## start Available records
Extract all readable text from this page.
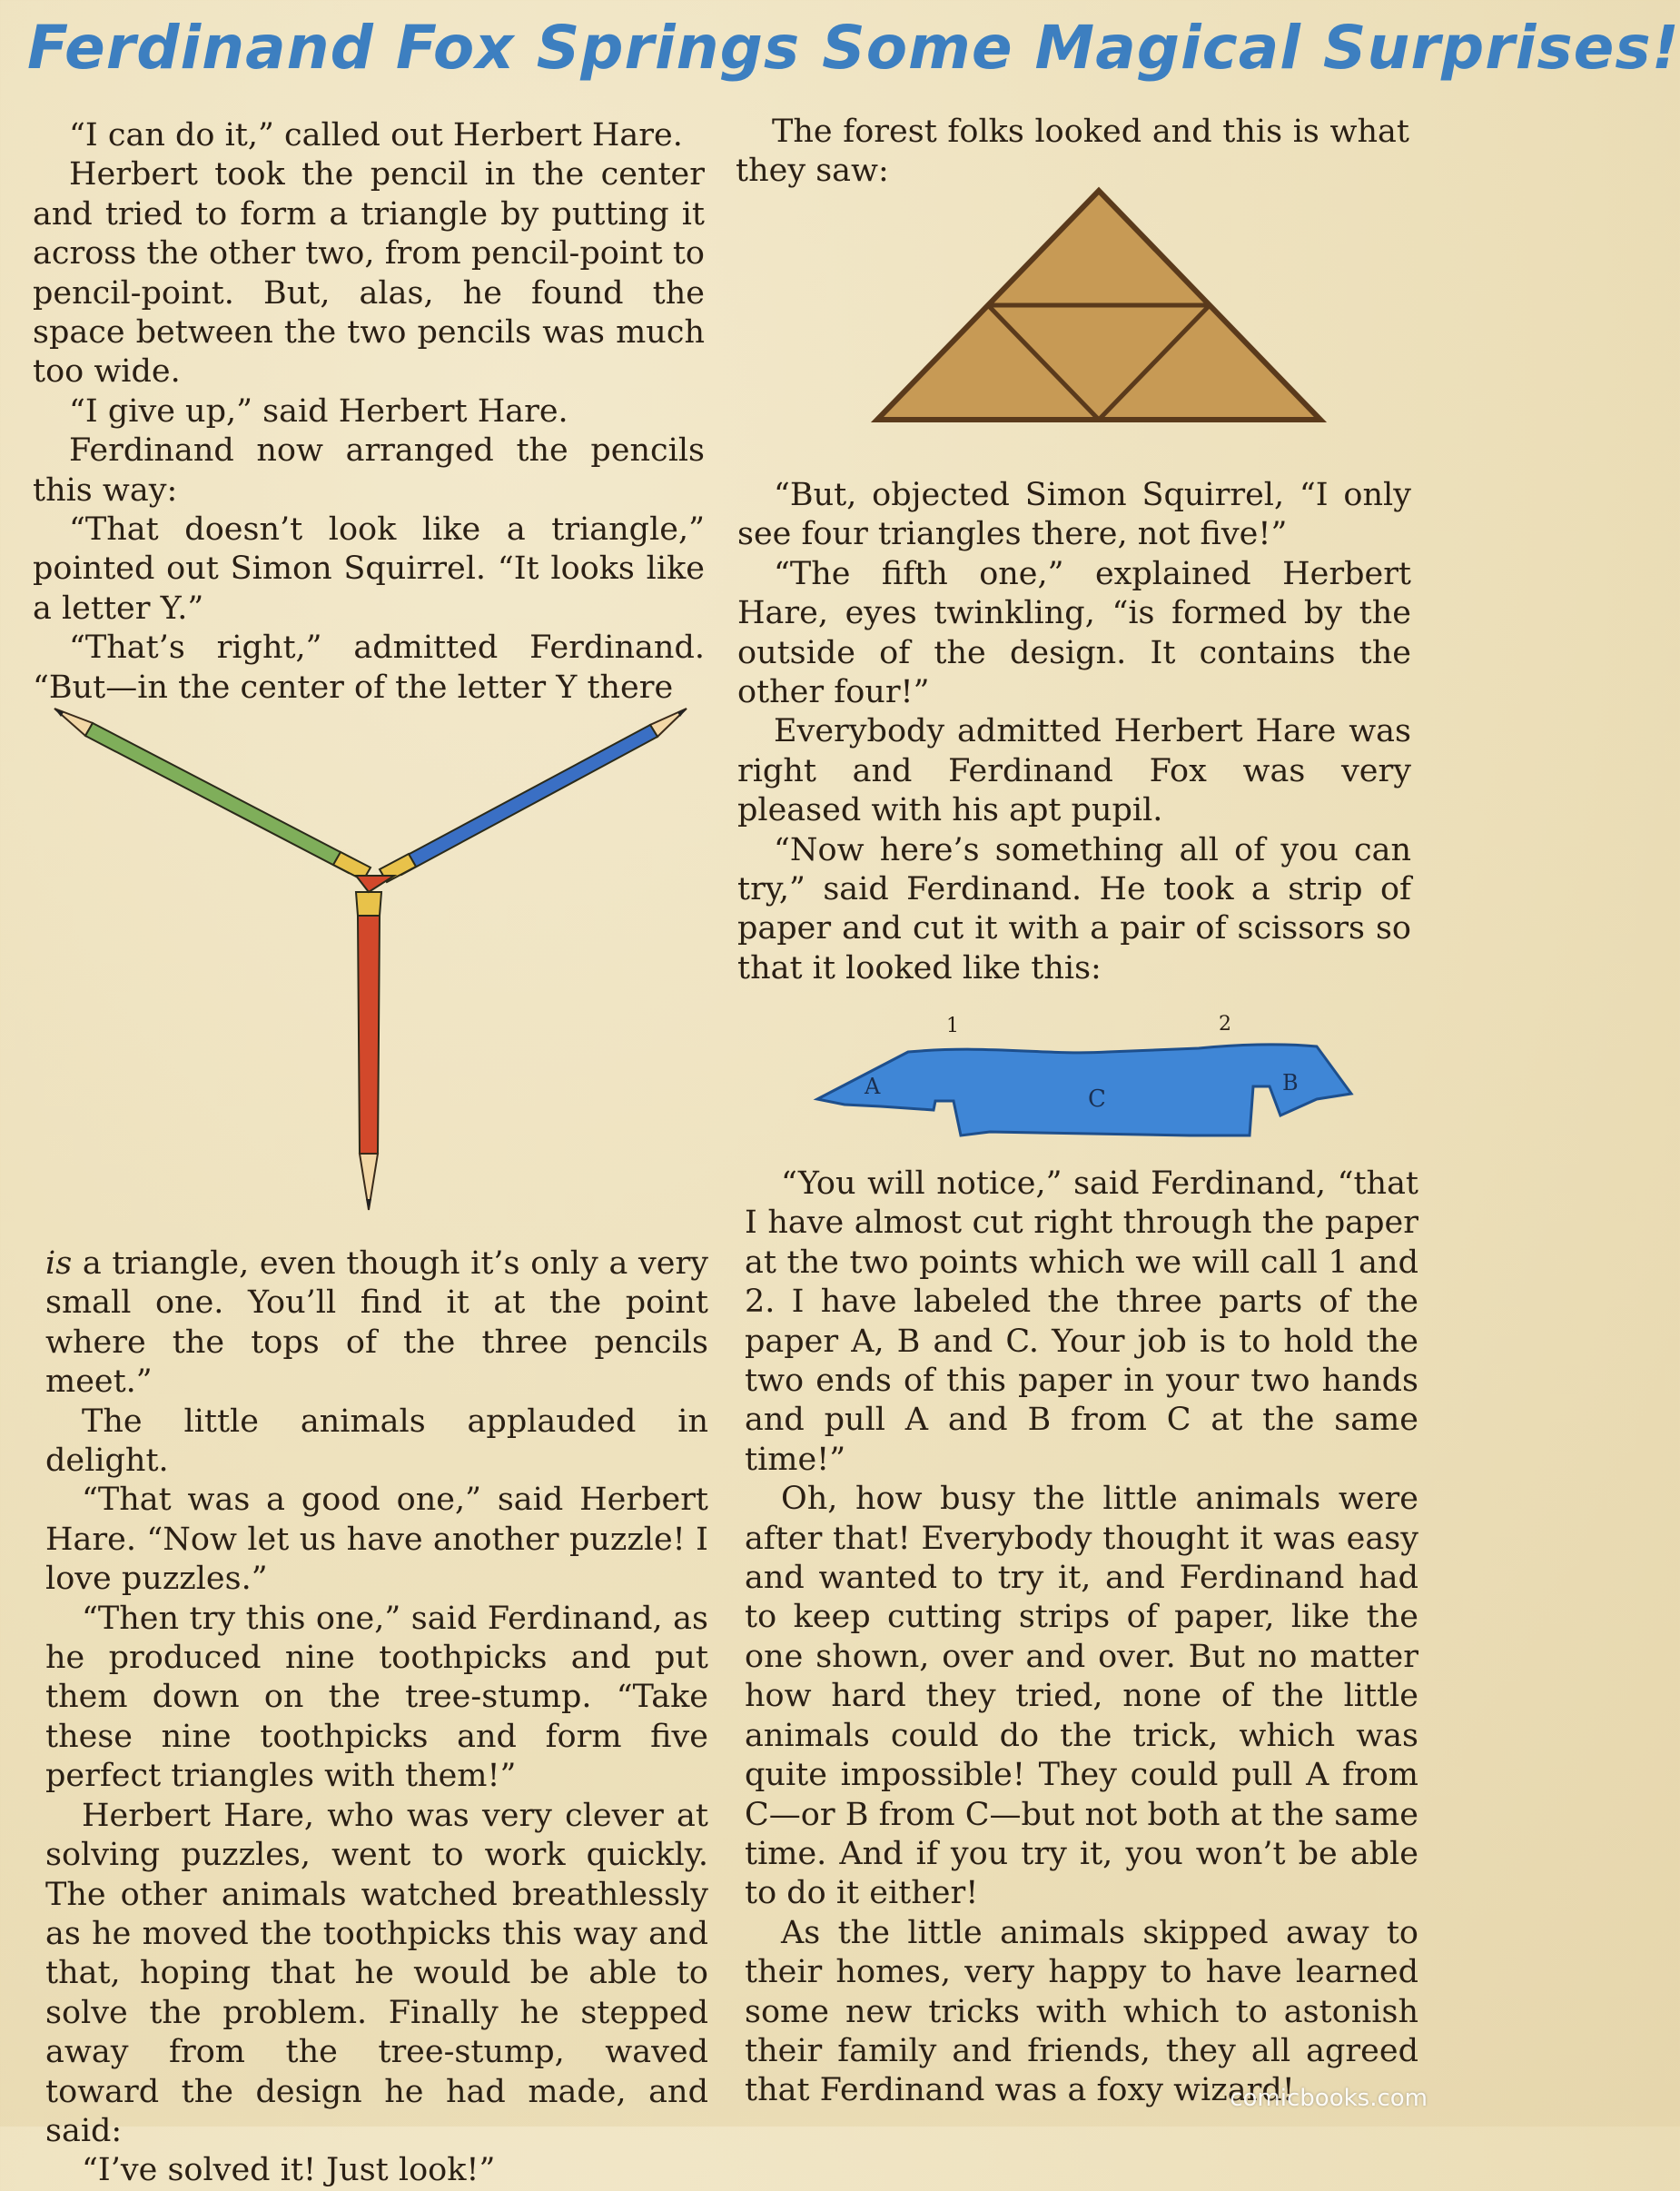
Ferdinand Fox Springs Some Magical Surprises!

“I can do it,” called out Herbert Hare.

Herbert took the pencil in the center and tried to form a triangle by putting it across the other two, from pencil-point to pencil-point. But, alas, he found the space between the two pencils was much too wide.

“I give up,” said Herbert Hare.

Ferdinand now arranged the pencils this way:

“That doesn’t look like a triangle,” pointed out Simon Squirrel. “It looks like a letter Y.”

“That’s right,” admitted Ferdinand. “But—in the center of the letter Y there

is a triangle, even though it’s only a very small one. You’ll find it at the point where the tops of the three pencils meet.”

The little animals applauded in delight.

“That was a good one,” said Herbert Hare. “Now let us have another puzzle! I love puzzles.”

“Then try this one,” said Ferdinand, as he produced nine toothpicks and put them down on the tree-stump. “Take these nine toothpicks and form five perfect triangles with them!”

Herbert Hare, who was very clever at solving puzzles, went to work quickly. The other animals watched breathlessly as he moved the toothpicks this way and that, hoping that he would be able to solve the problem. Finally he stepped away from the tree-stump, waved toward the design he had made, and said:

“I’ve solved it! Just look!”

The forest folks looked and this is what they saw:

“But, objected Simon Squirrel, “I only see four triangles there, not five!”

“The fifth one,” explained Herbert Hare, eyes twinkling, “is formed by the outside of the design. It contains the other four!”

Everybody admitted Herbert Hare was right and Ferdinand Fox was very pleased with his apt pupil.

“Now here’s something all of you can try,” said Ferdinand. He took a strip of paper and cut it with a pair of scissors so that it looked like this:

1	2
A	C
B

“You will notice,” said Ferdinand, “that I have almost cut right through the paper at the two points which we will call 1 and 2. I have labeled the three parts of the paper A, B and C. Your job is to hold the two ends of this paper in your two hands and pull A and B from C at the same time!”

Oh, how busy the little animals were after that! Everybody thought it was easy and wanted to try it, and Ferdinand had to keep cutting strips of paper, like the one shown, over and over. But no matter how hard they tried, none of the little animals could do the trick, which was quite impossible! They could pull A from C—or B from C—but not both at the same time. And if you try it, you won’t be able to do it either!

As the little animals skipped away to their homes, very happy to have learned some new tricks with which to astonish their family and friends, they all agreed that Ferdinand was a foxy wizard!

comicbooks.com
## end Available records
Set the entries down again exactly. Do not include the images.

» **Task solution**:
Extract all readable text from this page.
Ferdinand Fox Springs Some Magical Surprises!

“I can do it,” called out Herbert Hare.

Herbert took the pencil in the center and tried to form a triangle by putting it across the other two, from pencil-point to pencil-point. But, alas, he found the space between the two pencils was much too wide.

“I give up,” said Herbert Hare.

Ferdinand now arranged the pencils this way:

“That doesn’t look like a triangle,” pointed out Simon Squirrel. “It looks like a letter Y.”

“That’s right,” admitted Ferdinand. “But—in the center of the letter Y there

is a triangle, even though it’s only a very small one. You’ll find it at the point where the tops of the three pencils meet.”

The little animals applauded in delight.

“That was a good one,” said Herbert Hare. “Now let us have another puzzle! I love puzzles.”

“Then try this one,” said Ferdinand, as he produced nine toothpicks and put them down on the tree-stump. “Take these nine toothpicks and form five perfect triangles with them!”

Herbert Hare, who was very clever at solving puzzles, went to work quickly. The other animals watched breathlessly as he moved the toothpicks this way and that, hoping that he would be able to solve the problem. Finally he stepped away from the tree-stump, waved toward the design he had made, and said:

“I’ve solved it! Just look!”

The forest folks looked and this is what they saw:

“But, objected Simon Squirrel, “I only see four triangles there, not five!”

“The fifth one,” explained Herbert Hare, eyes twinkling, “is formed by the outside of the design. It contains the other four!”

Everybody admitted Herbert Hare was right and Ferdinand Fox was very pleased with his apt pupil.

“Now here’s something all of you can try,” said Ferdinand. He took a strip of paper and cut it with a pair of scissors so that it looked like this:

1	2
A	C
B

“You will notice,” said Ferdinand, “that I have almost cut right through the paper at the two points which we will call 1 and 2. I have labeled the three parts of the paper A, B and C. Your job is to hold the two ends of this paper in your two hands and pull A and B from C at the same time!”

Oh, how busy the little animals were after that! Everybody thought it was easy and wanted to try it, and Ferdinand had to keep cutting strips of paper, like the one shown, over and over. But no matter how hard they tried, none of the little animals could do the trick, which was quite impossible! They could pull A from C—or B from C—but not both at the same time. And if you try it, you won’t be able to do it either!

As the little animals skipped away to their homes, very happy to have learned some new tricks with which to astonish their family and friends, they all agreed that Ferdinand was a foxy wizard!

comicbooks.com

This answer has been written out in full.